(begin)

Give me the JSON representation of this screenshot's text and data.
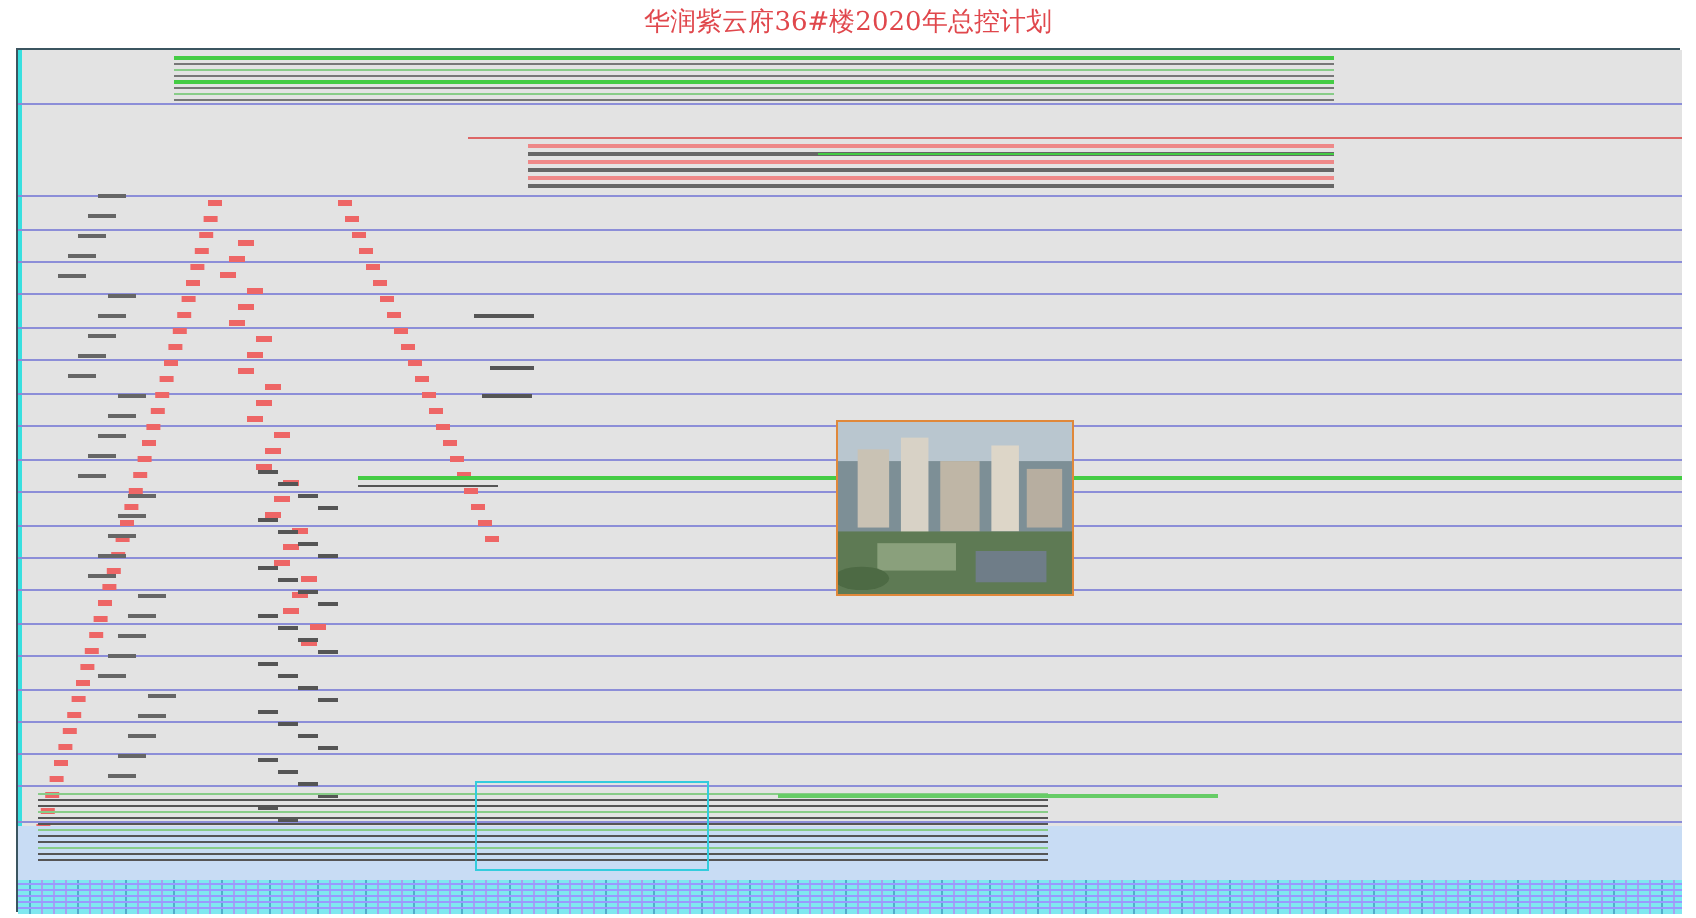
{
  "title": "华润紫云府36#楼2020年总控计划"
}
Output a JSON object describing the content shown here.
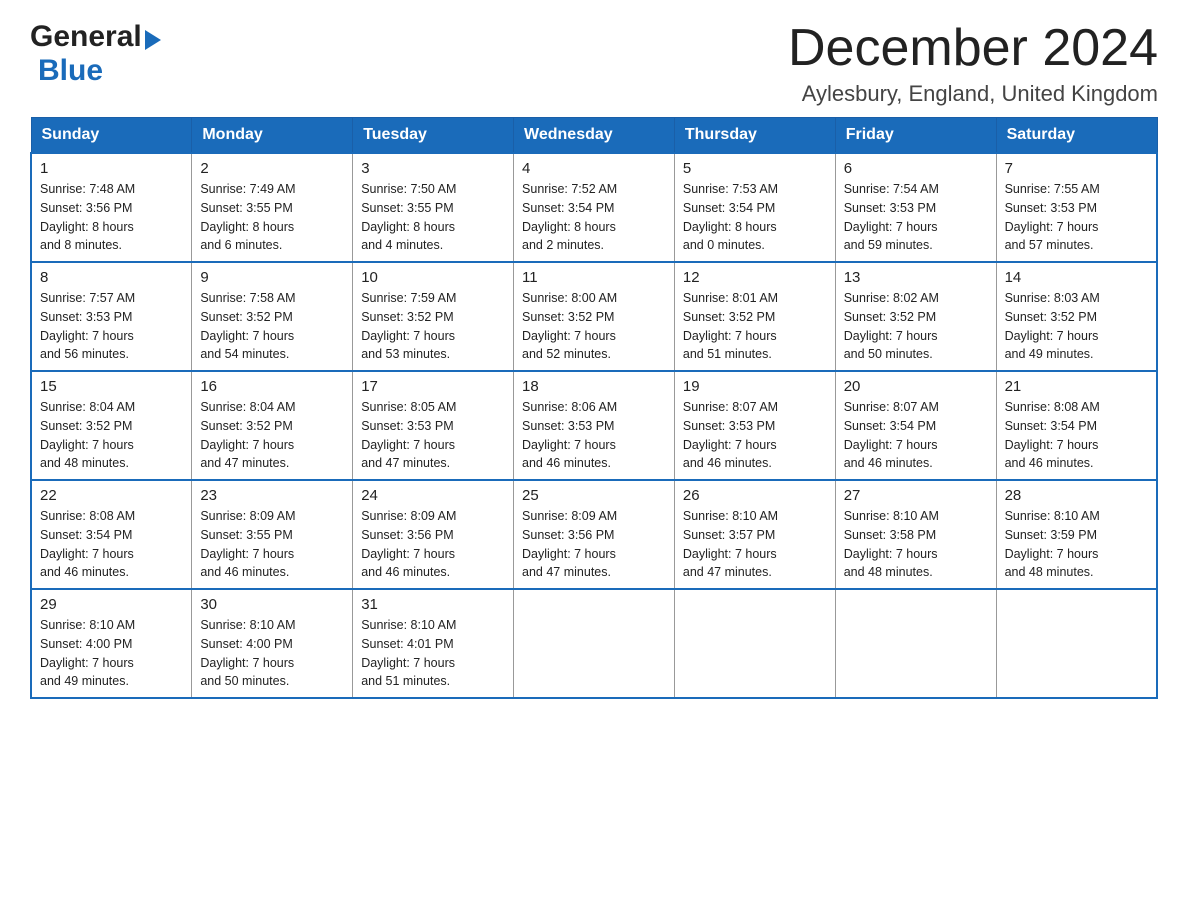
{
  "header": {
    "logo_general": "General",
    "logo_blue": "Blue",
    "title": "December 2024",
    "subtitle": "Aylesbury, England, United Kingdom"
  },
  "weekdays": [
    "Sunday",
    "Monday",
    "Tuesday",
    "Wednesday",
    "Thursday",
    "Friday",
    "Saturday"
  ],
  "weeks": [
    [
      {
        "day": "1",
        "info": "Sunrise: 7:48 AM\nSunset: 3:56 PM\nDaylight: 8 hours\nand 8 minutes."
      },
      {
        "day": "2",
        "info": "Sunrise: 7:49 AM\nSunset: 3:55 PM\nDaylight: 8 hours\nand 6 minutes."
      },
      {
        "day": "3",
        "info": "Sunrise: 7:50 AM\nSunset: 3:55 PM\nDaylight: 8 hours\nand 4 minutes."
      },
      {
        "day": "4",
        "info": "Sunrise: 7:52 AM\nSunset: 3:54 PM\nDaylight: 8 hours\nand 2 minutes."
      },
      {
        "day": "5",
        "info": "Sunrise: 7:53 AM\nSunset: 3:54 PM\nDaylight: 8 hours\nand 0 minutes."
      },
      {
        "day": "6",
        "info": "Sunrise: 7:54 AM\nSunset: 3:53 PM\nDaylight: 7 hours\nand 59 minutes."
      },
      {
        "day": "7",
        "info": "Sunrise: 7:55 AM\nSunset: 3:53 PM\nDaylight: 7 hours\nand 57 minutes."
      }
    ],
    [
      {
        "day": "8",
        "info": "Sunrise: 7:57 AM\nSunset: 3:53 PM\nDaylight: 7 hours\nand 56 minutes."
      },
      {
        "day": "9",
        "info": "Sunrise: 7:58 AM\nSunset: 3:52 PM\nDaylight: 7 hours\nand 54 minutes."
      },
      {
        "day": "10",
        "info": "Sunrise: 7:59 AM\nSunset: 3:52 PM\nDaylight: 7 hours\nand 53 minutes."
      },
      {
        "day": "11",
        "info": "Sunrise: 8:00 AM\nSunset: 3:52 PM\nDaylight: 7 hours\nand 52 minutes."
      },
      {
        "day": "12",
        "info": "Sunrise: 8:01 AM\nSunset: 3:52 PM\nDaylight: 7 hours\nand 51 minutes."
      },
      {
        "day": "13",
        "info": "Sunrise: 8:02 AM\nSunset: 3:52 PM\nDaylight: 7 hours\nand 50 minutes."
      },
      {
        "day": "14",
        "info": "Sunrise: 8:03 AM\nSunset: 3:52 PM\nDaylight: 7 hours\nand 49 minutes."
      }
    ],
    [
      {
        "day": "15",
        "info": "Sunrise: 8:04 AM\nSunset: 3:52 PM\nDaylight: 7 hours\nand 48 minutes."
      },
      {
        "day": "16",
        "info": "Sunrise: 8:04 AM\nSunset: 3:52 PM\nDaylight: 7 hours\nand 47 minutes."
      },
      {
        "day": "17",
        "info": "Sunrise: 8:05 AM\nSunset: 3:53 PM\nDaylight: 7 hours\nand 47 minutes."
      },
      {
        "day": "18",
        "info": "Sunrise: 8:06 AM\nSunset: 3:53 PM\nDaylight: 7 hours\nand 46 minutes."
      },
      {
        "day": "19",
        "info": "Sunrise: 8:07 AM\nSunset: 3:53 PM\nDaylight: 7 hours\nand 46 minutes."
      },
      {
        "day": "20",
        "info": "Sunrise: 8:07 AM\nSunset: 3:54 PM\nDaylight: 7 hours\nand 46 minutes."
      },
      {
        "day": "21",
        "info": "Sunrise: 8:08 AM\nSunset: 3:54 PM\nDaylight: 7 hours\nand 46 minutes."
      }
    ],
    [
      {
        "day": "22",
        "info": "Sunrise: 8:08 AM\nSunset: 3:54 PM\nDaylight: 7 hours\nand 46 minutes."
      },
      {
        "day": "23",
        "info": "Sunrise: 8:09 AM\nSunset: 3:55 PM\nDaylight: 7 hours\nand 46 minutes."
      },
      {
        "day": "24",
        "info": "Sunrise: 8:09 AM\nSunset: 3:56 PM\nDaylight: 7 hours\nand 46 minutes."
      },
      {
        "day": "25",
        "info": "Sunrise: 8:09 AM\nSunset: 3:56 PM\nDaylight: 7 hours\nand 47 minutes."
      },
      {
        "day": "26",
        "info": "Sunrise: 8:10 AM\nSunset: 3:57 PM\nDaylight: 7 hours\nand 47 minutes."
      },
      {
        "day": "27",
        "info": "Sunrise: 8:10 AM\nSunset: 3:58 PM\nDaylight: 7 hours\nand 48 minutes."
      },
      {
        "day": "28",
        "info": "Sunrise: 8:10 AM\nSunset: 3:59 PM\nDaylight: 7 hours\nand 48 minutes."
      }
    ],
    [
      {
        "day": "29",
        "info": "Sunrise: 8:10 AM\nSunset: 4:00 PM\nDaylight: 7 hours\nand 49 minutes."
      },
      {
        "day": "30",
        "info": "Sunrise: 8:10 AM\nSunset: 4:00 PM\nDaylight: 7 hours\nand 50 minutes."
      },
      {
        "day": "31",
        "info": "Sunrise: 8:10 AM\nSunset: 4:01 PM\nDaylight: 7 hours\nand 51 minutes."
      },
      {
        "day": "",
        "info": ""
      },
      {
        "day": "",
        "info": ""
      },
      {
        "day": "",
        "info": ""
      },
      {
        "day": "",
        "info": ""
      }
    ]
  ]
}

(end)

Exercise objective:
Without the pictures, copy the material exactly as given.

Response to this task:
Give me the JSON representation of this screenshot's text and data.
{
  "title": "华润紫云府36#楼2020年总控计划"
}
Output a JSON object describing the content shown here.
{
  "header": {
    "logo_general": "General",
    "logo_blue": "Blue",
    "title": "December 2024",
    "subtitle": "Aylesbury, England, United Kingdom"
  },
  "weekdays": [
    "Sunday",
    "Monday",
    "Tuesday",
    "Wednesday",
    "Thursday",
    "Friday",
    "Saturday"
  ],
  "weeks": [
    [
      {
        "day": "1",
        "info": "Sunrise: 7:48 AM\nSunset: 3:56 PM\nDaylight: 8 hours\nand 8 minutes."
      },
      {
        "day": "2",
        "info": "Sunrise: 7:49 AM\nSunset: 3:55 PM\nDaylight: 8 hours\nand 6 minutes."
      },
      {
        "day": "3",
        "info": "Sunrise: 7:50 AM\nSunset: 3:55 PM\nDaylight: 8 hours\nand 4 minutes."
      },
      {
        "day": "4",
        "info": "Sunrise: 7:52 AM\nSunset: 3:54 PM\nDaylight: 8 hours\nand 2 minutes."
      },
      {
        "day": "5",
        "info": "Sunrise: 7:53 AM\nSunset: 3:54 PM\nDaylight: 8 hours\nand 0 minutes."
      },
      {
        "day": "6",
        "info": "Sunrise: 7:54 AM\nSunset: 3:53 PM\nDaylight: 7 hours\nand 59 minutes."
      },
      {
        "day": "7",
        "info": "Sunrise: 7:55 AM\nSunset: 3:53 PM\nDaylight: 7 hours\nand 57 minutes."
      }
    ],
    [
      {
        "day": "8",
        "info": "Sunrise: 7:57 AM\nSunset: 3:53 PM\nDaylight: 7 hours\nand 56 minutes."
      },
      {
        "day": "9",
        "info": "Sunrise: 7:58 AM\nSunset: 3:52 PM\nDaylight: 7 hours\nand 54 minutes."
      },
      {
        "day": "10",
        "info": "Sunrise: 7:59 AM\nSunset: 3:52 PM\nDaylight: 7 hours\nand 53 minutes."
      },
      {
        "day": "11",
        "info": "Sunrise: 8:00 AM\nSunset: 3:52 PM\nDaylight: 7 hours\nand 52 minutes."
      },
      {
        "day": "12",
        "info": "Sunrise: 8:01 AM\nSunset: 3:52 PM\nDaylight: 7 hours\nand 51 minutes."
      },
      {
        "day": "13",
        "info": "Sunrise: 8:02 AM\nSunset: 3:52 PM\nDaylight: 7 hours\nand 50 minutes."
      },
      {
        "day": "14",
        "info": "Sunrise: 8:03 AM\nSunset: 3:52 PM\nDaylight: 7 hours\nand 49 minutes."
      }
    ],
    [
      {
        "day": "15",
        "info": "Sunrise: 8:04 AM\nSunset: 3:52 PM\nDaylight: 7 hours\nand 48 minutes."
      },
      {
        "day": "16",
        "info": "Sunrise: 8:04 AM\nSunset: 3:52 PM\nDaylight: 7 hours\nand 47 minutes."
      },
      {
        "day": "17",
        "info": "Sunrise: 8:05 AM\nSunset: 3:53 PM\nDaylight: 7 hours\nand 47 minutes."
      },
      {
        "day": "18",
        "info": "Sunrise: 8:06 AM\nSunset: 3:53 PM\nDaylight: 7 hours\nand 46 minutes."
      },
      {
        "day": "19",
        "info": "Sunrise: 8:07 AM\nSunset: 3:53 PM\nDaylight: 7 hours\nand 46 minutes."
      },
      {
        "day": "20",
        "info": "Sunrise: 8:07 AM\nSunset: 3:54 PM\nDaylight: 7 hours\nand 46 minutes."
      },
      {
        "day": "21",
        "info": "Sunrise: 8:08 AM\nSunset: 3:54 PM\nDaylight: 7 hours\nand 46 minutes."
      }
    ],
    [
      {
        "day": "22",
        "info": "Sunrise: 8:08 AM\nSunset: 3:54 PM\nDaylight: 7 hours\nand 46 minutes."
      },
      {
        "day": "23",
        "info": "Sunrise: 8:09 AM\nSunset: 3:55 PM\nDaylight: 7 hours\nand 46 minutes."
      },
      {
        "day": "24",
        "info": "Sunrise: 8:09 AM\nSunset: 3:56 PM\nDaylight: 7 hours\nand 46 minutes."
      },
      {
        "day": "25",
        "info": "Sunrise: 8:09 AM\nSunset: 3:56 PM\nDaylight: 7 hours\nand 47 minutes."
      },
      {
        "day": "26",
        "info": "Sunrise: 8:10 AM\nSunset: 3:57 PM\nDaylight: 7 hours\nand 47 minutes."
      },
      {
        "day": "27",
        "info": "Sunrise: 8:10 AM\nSunset: 3:58 PM\nDaylight: 7 hours\nand 48 minutes."
      },
      {
        "day": "28",
        "info": "Sunrise: 8:10 AM\nSunset: 3:59 PM\nDaylight: 7 hours\nand 48 minutes."
      }
    ],
    [
      {
        "day": "29",
        "info": "Sunrise: 8:10 AM\nSunset: 4:00 PM\nDaylight: 7 hours\nand 49 minutes."
      },
      {
        "day": "30",
        "info": "Sunrise: 8:10 AM\nSunset: 4:00 PM\nDaylight: 7 hours\nand 50 minutes."
      },
      {
        "day": "31",
        "info": "Sunrise: 8:10 AM\nSunset: 4:01 PM\nDaylight: 7 hours\nand 51 minutes."
      },
      {
        "day": "",
        "info": ""
      },
      {
        "day": "",
        "info": ""
      },
      {
        "day": "",
        "info": ""
      },
      {
        "day": "",
        "info": ""
      }
    ]
  ]
}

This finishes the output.